— start Dataset extract —
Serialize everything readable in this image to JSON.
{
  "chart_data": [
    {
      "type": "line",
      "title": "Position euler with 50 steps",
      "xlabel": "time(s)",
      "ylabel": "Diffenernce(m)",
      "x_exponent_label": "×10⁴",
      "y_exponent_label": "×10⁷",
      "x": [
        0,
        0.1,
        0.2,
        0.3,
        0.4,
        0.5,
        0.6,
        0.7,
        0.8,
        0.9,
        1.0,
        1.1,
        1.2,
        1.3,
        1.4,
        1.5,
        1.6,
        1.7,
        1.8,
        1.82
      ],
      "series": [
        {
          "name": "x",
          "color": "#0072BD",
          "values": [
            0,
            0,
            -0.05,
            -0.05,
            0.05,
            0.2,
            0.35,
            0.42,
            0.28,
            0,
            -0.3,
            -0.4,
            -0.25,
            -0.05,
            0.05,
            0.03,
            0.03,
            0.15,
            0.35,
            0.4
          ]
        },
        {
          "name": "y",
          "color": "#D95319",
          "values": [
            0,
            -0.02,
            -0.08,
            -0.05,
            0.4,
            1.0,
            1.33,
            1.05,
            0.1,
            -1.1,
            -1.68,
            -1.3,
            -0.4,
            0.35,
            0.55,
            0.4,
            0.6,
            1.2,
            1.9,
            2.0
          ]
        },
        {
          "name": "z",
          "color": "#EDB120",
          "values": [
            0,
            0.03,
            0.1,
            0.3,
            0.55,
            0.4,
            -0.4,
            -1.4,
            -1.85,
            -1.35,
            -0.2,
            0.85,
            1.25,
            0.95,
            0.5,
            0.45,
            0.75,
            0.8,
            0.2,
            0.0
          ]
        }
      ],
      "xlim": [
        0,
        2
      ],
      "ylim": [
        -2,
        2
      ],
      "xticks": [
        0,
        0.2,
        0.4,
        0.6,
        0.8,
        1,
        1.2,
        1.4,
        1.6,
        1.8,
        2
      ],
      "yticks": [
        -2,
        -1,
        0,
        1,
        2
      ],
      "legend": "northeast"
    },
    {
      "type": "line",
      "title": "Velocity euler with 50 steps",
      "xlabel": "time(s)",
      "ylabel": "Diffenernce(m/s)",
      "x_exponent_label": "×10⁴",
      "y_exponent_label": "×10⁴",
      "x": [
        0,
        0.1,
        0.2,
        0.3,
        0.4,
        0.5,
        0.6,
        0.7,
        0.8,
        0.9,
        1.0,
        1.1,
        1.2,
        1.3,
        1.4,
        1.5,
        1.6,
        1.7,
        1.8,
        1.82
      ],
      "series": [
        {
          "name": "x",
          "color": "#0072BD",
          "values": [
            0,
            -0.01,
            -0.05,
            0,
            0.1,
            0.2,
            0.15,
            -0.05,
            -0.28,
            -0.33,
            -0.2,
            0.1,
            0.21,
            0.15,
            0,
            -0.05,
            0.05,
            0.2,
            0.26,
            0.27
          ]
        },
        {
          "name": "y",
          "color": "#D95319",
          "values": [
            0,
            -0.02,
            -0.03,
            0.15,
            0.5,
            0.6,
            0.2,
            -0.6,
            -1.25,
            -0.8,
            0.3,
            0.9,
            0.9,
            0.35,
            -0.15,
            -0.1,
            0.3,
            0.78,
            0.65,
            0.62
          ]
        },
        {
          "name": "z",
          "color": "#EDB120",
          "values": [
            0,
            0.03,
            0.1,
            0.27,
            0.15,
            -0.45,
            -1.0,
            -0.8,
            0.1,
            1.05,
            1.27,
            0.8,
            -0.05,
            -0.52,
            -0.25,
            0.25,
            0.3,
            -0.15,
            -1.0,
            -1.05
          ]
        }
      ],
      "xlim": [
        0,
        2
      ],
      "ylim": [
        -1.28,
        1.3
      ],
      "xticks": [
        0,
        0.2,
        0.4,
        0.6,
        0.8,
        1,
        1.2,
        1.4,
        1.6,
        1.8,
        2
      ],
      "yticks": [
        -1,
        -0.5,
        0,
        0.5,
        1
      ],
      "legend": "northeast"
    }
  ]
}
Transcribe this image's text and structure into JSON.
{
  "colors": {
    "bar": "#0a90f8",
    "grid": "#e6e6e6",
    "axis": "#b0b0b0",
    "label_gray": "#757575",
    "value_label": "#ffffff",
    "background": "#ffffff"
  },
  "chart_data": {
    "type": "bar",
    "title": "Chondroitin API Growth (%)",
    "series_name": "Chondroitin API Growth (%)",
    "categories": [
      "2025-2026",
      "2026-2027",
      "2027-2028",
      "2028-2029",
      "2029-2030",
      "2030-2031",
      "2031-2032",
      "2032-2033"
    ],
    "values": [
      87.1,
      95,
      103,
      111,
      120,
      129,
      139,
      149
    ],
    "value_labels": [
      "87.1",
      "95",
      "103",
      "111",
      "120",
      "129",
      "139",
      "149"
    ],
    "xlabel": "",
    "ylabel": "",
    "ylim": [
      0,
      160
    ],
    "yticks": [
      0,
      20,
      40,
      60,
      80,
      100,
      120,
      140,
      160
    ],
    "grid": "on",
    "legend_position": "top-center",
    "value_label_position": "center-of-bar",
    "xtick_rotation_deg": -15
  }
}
— end Dataset extract —
_Your goal_
Copy out the full material exactly as it appears.

_Complete output_
Serialize everything readable in this image to JSON.
{
  "chart_data": [
    {
      "type": "line",
      "title": "Position euler with 50 steps",
      "xlabel": "time(s)",
      "ylabel": "Diffenernce(m)",
      "x_exponent_label": "×10⁴",
      "y_exponent_label": "×10⁷",
      "x": [
        0,
        0.1,
        0.2,
        0.3,
        0.4,
        0.5,
        0.6,
        0.7,
        0.8,
        0.9,
        1.0,
        1.1,
        1.2,
        1.3,
        1.4,
        1.5,
        1.6,
        1.7,
        1.8,
        1.82
      ],
      "series": [
        {
          "name": "x",
          "color": "#0072BD",
          "values": [
            0,
            0,
            -0.05,
            -0.05,
            0.05,
            0.2,
            0.35,
            0.42,
            0.28,
            0,
            -0.3,
            -0.4,
            -0.25,
            -0.05,
            0.05,
            0.03,
            0.03,
            0.15,
            0.35,
            0.4
          ]
        },
        {
          "name": "y",
          "color": "#D95319",
          "values": [
            0,
            -0.02,
            -0.08,
            -0.05,
            0.4,
            1.0,
            1.33,
            1.05,
            0.1,
            -1.1,
            -1.68,
            -1.3,
            -0.4,
            0.35,
            0.55,
            0.4,
            0.6,
            1.2,
            1.9,
            2.0
          ]
        },
        {
          "name": "z",
          "color": "#EDB120",
          "values": [
            0,
            0.03,
            0.1,
            0.3,
            0.55,
            0.4,
            -0.4,
            -1.4,
            -1.85,
            -1.35,
            -0.2,
            0.85,
            1.25,
            0.95,
            0.5,
            0.45,
            0.75,
            0.8,
            0.2,
            0.0
          ]
        }
      ],
      "xlim": [
        0,
        2
      ],
      "ylim": [
        -2,
        2
      ],
      "xticks": [
        0,
        0.2,
        0.4,
        0.6,
        0.8,
        1,
        1.2,
        1.4,
        1.6,
        1.8,
        2
      ],
      "yticks": [
        -2,
        -1,
        0,
        1,
        2
      ],
      "legend": "northeast"
    },
    {
      "type": "line",
      "title": "Velocity euler with 50 steps",
      "xlabel": "time(s)",
      "ylabel": "Diffenernce(m/s)",
      "x_exponent_label": "×10⁴",
      "y_exponent_label": "×10⁴",
      "x": [
        0,
        0.1,
        0.2,
        0.3,
        0.4,
        0.5,
        0.6,
        0.7,
        0.8,
        0.9,
        1.0,
        1.1,
        1.2,
        1.3,
        1.4,
        1.5,
        1.6,
        1.7,
        1.8,
        1.82
      ],
      "series": [
        {
          "name": "x",
          "color": "#0072BD",
          "values": [
            0,
            -0.01,
            -0.05,
            0,
            0.1,
            0.2,
            0.15,
            -0.05,
            -0.28,
            -0.33,
            -0.2,
            0.1,
            0.21,
            0.15,
            0,
            -0.05,
            0.05,
            0.2,
            0.26,
            0.27
          ]
        },
        {
          "name": "y",
          "color": "#D95319",
          "values": [
            0,
            -0.02,
            -0.03,
            0.15,
            0.5,
            0.6,
            0.2,
            -0.6,
            -1.25,
            -0.8,
            0.3,
            0.9,
            0.9,
            0.35,
            -0.15,
            -0.1,
            0.3,
            0.78,
            0.65,
            0.62
          ]
        },
        {
          "name": "z",
          "color": "#EDB120",
          "values": [
            0,
            0.03,
            0.1,
            0.27,
            0.15,
            -0.45,
            -1.0,
            -0.8,
            0.1,
            1.05,
            1.27,
            0.8,
            -0.05,
            -0.52,
            -0.25,
            0.25,
            0.3,
            -0.15,
            -1.0,
            -1.05
          ]
        }
      ],
      "xlim": [
        0,
        2
      ],
      "ylim": [
        -1.28,
        1.3
      ],
      "xticks": [
        0,
        0.2,
        0.4,
        0.6,
        0.8,
        1,
        1.2,
        1.4,
        1.6,
        1.8,
        2
      ],
      "yticks": [
        -1,
        -0.5,
        0,
        0.5,
        1
      ],
      "legend": "northeast"
    }
  ]
}
Transcribe this image's text and structure into JSON.
{
  "colors": {
    "bar": "#0a90f8",
    "grid": "#e6e6e6",
    "axis": "#b0b0b0",
    "label_gray": "#757575",
    "value_label": "#ffffff",
    "background": "#ffffff"
  },
  "chart_data": {
    "type": "bar",
    "title": "Chondroitin API Growth (%)",
    "series_name": "Chondroitin API Growth (%)",
    "categories": [
      "2025-2026",
      "2026-2027",
      "2027-2028",
      "2028-2029",
      "2029-2030",
      "2030-2031",
      "2031-2032",
      "2032-2033"
    ],
    "values": [
      87.1,
      95,
      103,
      111,
      120,
      129,
      139,
      149
    ],
    "value_labels": [
      "87.1",
      "95",
      "103",
      "111",
      "120",
      "129",
      "139",
      "149"
    ],
    "xlabel": "",
    "ylabel": "",
    "ylim": [
      0,
      160
    ],
    "yticks": [
      0,
      20,
      40,
      60,
      80,
      100,
      120,
      140,
      160
    ],
    "grid": "on",
    "legend_position": "top-center",
    "value_label_position": "center-of-bar",
    "xtick_rotation_deg": -15
  }
}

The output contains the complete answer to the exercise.